Data items
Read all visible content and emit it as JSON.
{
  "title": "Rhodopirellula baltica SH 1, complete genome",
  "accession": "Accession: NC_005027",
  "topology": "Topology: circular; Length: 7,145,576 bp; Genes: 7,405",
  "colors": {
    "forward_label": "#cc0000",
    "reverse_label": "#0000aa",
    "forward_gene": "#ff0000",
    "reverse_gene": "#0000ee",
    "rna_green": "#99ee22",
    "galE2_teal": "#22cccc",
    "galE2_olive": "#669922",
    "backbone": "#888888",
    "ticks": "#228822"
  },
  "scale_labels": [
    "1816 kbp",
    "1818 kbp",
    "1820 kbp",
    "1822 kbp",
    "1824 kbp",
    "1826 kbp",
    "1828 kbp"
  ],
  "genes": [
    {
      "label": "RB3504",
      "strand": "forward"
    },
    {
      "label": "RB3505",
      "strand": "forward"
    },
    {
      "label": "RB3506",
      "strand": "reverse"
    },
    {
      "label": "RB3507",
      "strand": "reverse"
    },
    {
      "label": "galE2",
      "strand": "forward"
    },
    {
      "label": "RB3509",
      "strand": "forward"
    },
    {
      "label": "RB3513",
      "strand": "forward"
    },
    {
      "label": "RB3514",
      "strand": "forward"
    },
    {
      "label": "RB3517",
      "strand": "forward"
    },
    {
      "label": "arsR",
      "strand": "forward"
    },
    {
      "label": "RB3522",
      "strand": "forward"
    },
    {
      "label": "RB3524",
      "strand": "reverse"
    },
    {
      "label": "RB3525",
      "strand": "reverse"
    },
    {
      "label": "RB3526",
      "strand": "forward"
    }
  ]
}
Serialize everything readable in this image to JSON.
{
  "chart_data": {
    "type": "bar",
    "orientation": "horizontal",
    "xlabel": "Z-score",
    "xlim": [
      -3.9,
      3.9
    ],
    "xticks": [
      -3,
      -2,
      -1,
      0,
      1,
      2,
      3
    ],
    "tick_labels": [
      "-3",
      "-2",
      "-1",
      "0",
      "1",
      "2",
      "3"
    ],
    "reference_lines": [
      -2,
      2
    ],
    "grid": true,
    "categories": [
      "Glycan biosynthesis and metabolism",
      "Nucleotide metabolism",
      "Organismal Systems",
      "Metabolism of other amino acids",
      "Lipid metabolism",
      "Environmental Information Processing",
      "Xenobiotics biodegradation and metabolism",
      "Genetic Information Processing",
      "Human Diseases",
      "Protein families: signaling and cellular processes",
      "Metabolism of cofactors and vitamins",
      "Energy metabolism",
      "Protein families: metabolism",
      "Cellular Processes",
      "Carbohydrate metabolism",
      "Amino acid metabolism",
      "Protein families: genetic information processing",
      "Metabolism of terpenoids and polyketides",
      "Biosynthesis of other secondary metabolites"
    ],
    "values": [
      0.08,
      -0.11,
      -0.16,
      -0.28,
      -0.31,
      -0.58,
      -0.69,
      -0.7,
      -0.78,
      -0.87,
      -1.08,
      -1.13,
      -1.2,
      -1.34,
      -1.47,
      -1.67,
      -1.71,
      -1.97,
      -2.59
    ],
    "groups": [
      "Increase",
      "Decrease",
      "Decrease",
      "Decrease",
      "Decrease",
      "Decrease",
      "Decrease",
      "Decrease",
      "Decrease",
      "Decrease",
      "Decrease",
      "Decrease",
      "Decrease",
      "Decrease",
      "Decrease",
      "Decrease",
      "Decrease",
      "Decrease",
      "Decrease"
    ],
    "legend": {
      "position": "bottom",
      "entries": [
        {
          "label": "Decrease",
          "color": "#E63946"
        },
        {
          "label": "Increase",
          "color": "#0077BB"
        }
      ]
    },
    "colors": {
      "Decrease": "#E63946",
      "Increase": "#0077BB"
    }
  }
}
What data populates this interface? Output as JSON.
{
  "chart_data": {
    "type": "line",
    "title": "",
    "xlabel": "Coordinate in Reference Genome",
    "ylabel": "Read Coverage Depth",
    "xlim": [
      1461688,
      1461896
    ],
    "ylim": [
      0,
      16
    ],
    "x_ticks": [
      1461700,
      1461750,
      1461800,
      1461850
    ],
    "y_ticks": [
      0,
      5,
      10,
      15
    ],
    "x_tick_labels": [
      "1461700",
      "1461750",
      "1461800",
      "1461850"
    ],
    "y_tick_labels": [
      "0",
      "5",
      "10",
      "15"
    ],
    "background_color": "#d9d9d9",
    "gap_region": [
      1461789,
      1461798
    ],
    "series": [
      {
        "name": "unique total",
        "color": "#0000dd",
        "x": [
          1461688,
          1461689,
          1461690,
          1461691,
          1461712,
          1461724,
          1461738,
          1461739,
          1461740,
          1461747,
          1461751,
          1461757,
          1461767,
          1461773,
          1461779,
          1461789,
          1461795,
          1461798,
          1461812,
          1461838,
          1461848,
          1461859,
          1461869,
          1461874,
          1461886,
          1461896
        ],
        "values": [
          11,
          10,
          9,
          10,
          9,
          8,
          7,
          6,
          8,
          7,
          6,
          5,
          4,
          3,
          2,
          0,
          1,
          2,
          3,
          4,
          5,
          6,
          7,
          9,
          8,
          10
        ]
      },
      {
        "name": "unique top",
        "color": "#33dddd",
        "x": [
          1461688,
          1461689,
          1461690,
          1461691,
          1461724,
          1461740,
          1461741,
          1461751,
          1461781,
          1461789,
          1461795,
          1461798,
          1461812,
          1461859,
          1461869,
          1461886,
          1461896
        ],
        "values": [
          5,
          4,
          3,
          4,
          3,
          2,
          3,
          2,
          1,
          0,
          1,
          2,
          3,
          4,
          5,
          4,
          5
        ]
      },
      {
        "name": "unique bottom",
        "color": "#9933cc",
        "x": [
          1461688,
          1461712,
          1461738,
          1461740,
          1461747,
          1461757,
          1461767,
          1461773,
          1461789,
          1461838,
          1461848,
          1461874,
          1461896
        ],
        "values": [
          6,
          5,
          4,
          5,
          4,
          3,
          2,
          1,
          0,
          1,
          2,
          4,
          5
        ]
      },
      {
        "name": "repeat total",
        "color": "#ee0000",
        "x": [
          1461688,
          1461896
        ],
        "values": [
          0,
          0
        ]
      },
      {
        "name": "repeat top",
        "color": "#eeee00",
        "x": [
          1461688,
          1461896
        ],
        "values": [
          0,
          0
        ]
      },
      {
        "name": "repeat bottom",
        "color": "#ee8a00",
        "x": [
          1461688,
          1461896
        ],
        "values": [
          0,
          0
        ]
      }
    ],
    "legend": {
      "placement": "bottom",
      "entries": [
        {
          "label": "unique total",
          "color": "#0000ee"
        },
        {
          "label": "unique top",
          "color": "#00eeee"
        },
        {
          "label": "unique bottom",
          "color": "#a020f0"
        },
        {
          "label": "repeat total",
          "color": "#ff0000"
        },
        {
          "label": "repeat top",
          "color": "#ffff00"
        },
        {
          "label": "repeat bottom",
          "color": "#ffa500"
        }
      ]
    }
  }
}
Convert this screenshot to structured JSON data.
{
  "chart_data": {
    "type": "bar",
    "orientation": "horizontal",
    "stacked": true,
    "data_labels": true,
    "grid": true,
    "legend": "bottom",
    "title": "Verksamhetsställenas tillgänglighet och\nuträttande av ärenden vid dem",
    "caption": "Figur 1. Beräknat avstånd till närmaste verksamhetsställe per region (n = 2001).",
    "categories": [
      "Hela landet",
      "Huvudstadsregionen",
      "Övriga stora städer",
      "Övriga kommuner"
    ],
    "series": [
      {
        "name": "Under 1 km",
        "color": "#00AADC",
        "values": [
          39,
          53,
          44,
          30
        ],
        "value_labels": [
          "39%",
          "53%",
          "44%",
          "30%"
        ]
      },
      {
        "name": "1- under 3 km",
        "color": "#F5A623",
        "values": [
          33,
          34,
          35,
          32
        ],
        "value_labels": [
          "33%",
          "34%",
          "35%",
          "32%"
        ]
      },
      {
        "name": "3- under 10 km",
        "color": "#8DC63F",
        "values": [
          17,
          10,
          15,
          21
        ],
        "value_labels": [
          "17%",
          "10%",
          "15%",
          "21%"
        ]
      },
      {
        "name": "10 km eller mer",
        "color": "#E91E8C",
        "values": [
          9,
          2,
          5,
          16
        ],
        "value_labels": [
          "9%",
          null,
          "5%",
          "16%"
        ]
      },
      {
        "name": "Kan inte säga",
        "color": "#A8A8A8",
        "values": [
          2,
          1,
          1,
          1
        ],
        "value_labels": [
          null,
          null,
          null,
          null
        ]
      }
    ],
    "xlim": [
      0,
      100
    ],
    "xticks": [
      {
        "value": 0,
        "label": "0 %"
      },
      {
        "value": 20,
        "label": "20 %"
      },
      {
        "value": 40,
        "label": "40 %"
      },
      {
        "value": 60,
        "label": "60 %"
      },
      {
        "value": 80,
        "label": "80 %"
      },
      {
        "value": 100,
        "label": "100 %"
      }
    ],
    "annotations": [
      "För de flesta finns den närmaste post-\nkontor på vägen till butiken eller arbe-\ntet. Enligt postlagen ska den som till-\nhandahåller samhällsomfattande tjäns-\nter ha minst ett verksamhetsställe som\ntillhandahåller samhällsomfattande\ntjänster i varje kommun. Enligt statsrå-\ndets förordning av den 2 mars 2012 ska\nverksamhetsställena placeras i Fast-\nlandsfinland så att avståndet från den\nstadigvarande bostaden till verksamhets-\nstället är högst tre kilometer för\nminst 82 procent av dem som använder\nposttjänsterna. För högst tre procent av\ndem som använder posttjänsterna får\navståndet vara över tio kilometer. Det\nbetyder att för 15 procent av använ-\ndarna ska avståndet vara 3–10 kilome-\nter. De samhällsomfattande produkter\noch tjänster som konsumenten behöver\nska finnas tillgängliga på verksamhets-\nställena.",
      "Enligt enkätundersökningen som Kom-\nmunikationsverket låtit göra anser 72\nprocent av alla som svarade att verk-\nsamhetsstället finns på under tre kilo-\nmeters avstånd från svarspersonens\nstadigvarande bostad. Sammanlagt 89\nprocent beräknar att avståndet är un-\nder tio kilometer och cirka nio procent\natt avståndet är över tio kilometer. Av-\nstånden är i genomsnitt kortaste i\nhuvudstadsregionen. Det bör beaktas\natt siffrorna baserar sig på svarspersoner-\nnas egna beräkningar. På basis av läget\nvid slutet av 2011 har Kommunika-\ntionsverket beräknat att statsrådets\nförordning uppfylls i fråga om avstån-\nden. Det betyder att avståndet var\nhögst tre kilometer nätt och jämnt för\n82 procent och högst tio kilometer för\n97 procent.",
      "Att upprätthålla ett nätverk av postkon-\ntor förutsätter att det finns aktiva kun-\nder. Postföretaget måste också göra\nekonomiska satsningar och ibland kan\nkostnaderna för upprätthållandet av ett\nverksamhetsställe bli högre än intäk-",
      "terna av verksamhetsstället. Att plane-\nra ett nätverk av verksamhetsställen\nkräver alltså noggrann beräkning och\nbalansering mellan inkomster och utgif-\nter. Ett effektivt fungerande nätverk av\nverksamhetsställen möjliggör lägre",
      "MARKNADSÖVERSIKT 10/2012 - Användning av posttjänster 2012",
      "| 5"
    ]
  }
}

**EXERCISE:** The answer should be only the number of lines in the data that contain the string "Increase".

**TASK SOLUTION:** 3